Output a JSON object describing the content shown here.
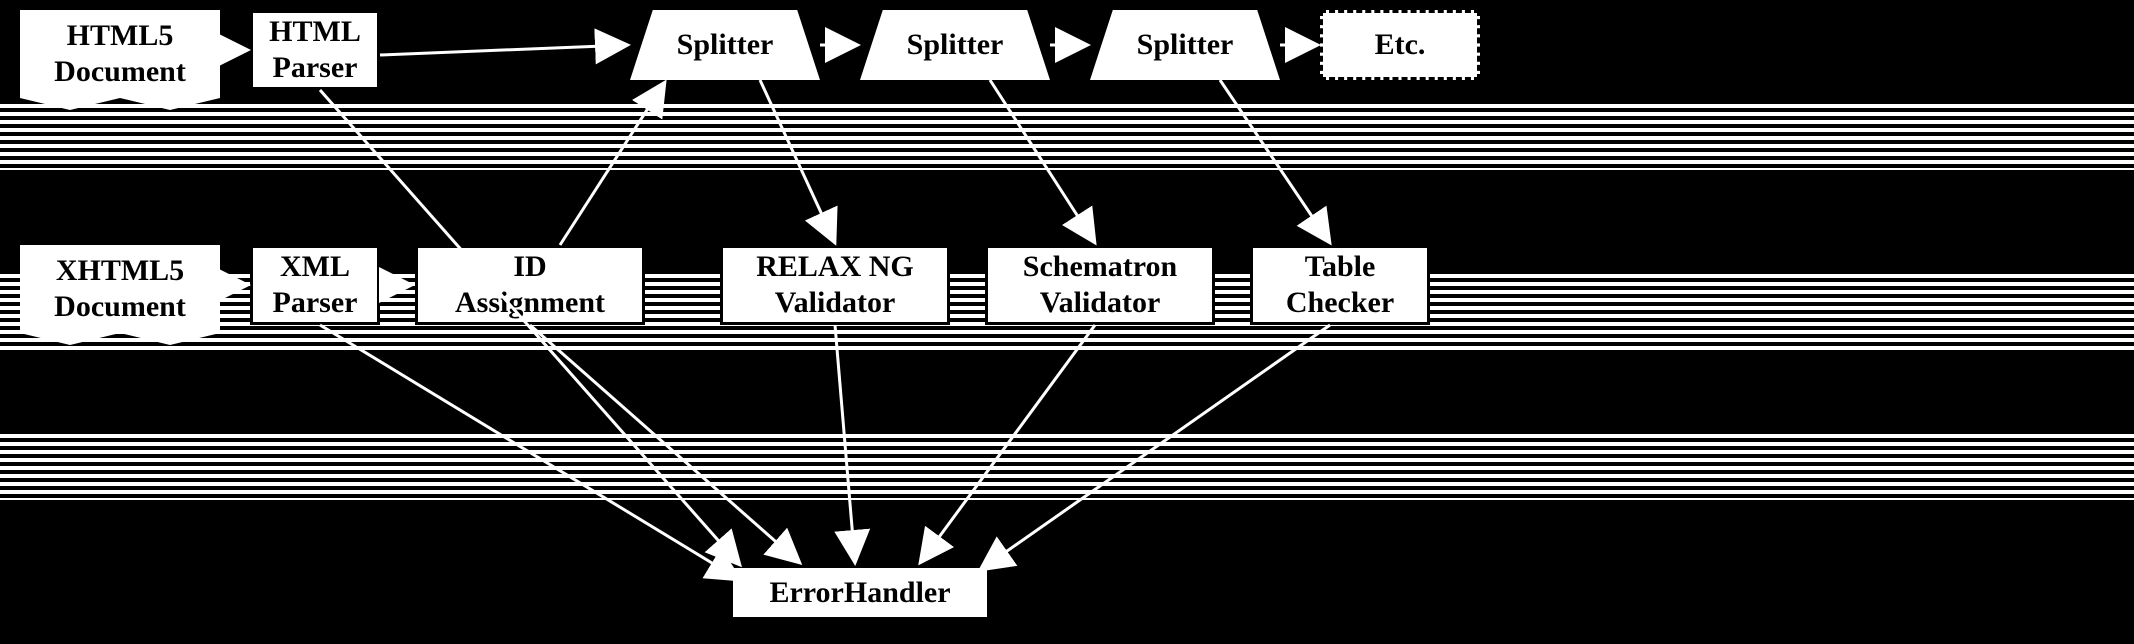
{
  "nodes": {
    "html5_doc": "HTML5\nDocument",
    "html_parser": "HTML\nParser",
    "splitter1": "Splitter",
    "splitter2": "Splitter",
    "splitter3": "Splitter",
    "etc": "Etc.",
    "xhtml5_doc": "XHTML5\nDocument",
    "xml_parser": "XML\nParser",
    "id_assignment": "ID\nAssignment",
    "relax_ng": "RELAX NG\nValidator",
    "schematron": "Schematron\nValidator",
    "table_checker": "Table\nChecker",
    "error_handler": "ErrorHandler"
  }
}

—————

### WHAT YOU HAVE TO DO
List every line above that holds the word "nParser".

### COMPLETED EXERCISE
    "html_parser": "HTML\nParser",
    "xml_parser": "XML\nParser",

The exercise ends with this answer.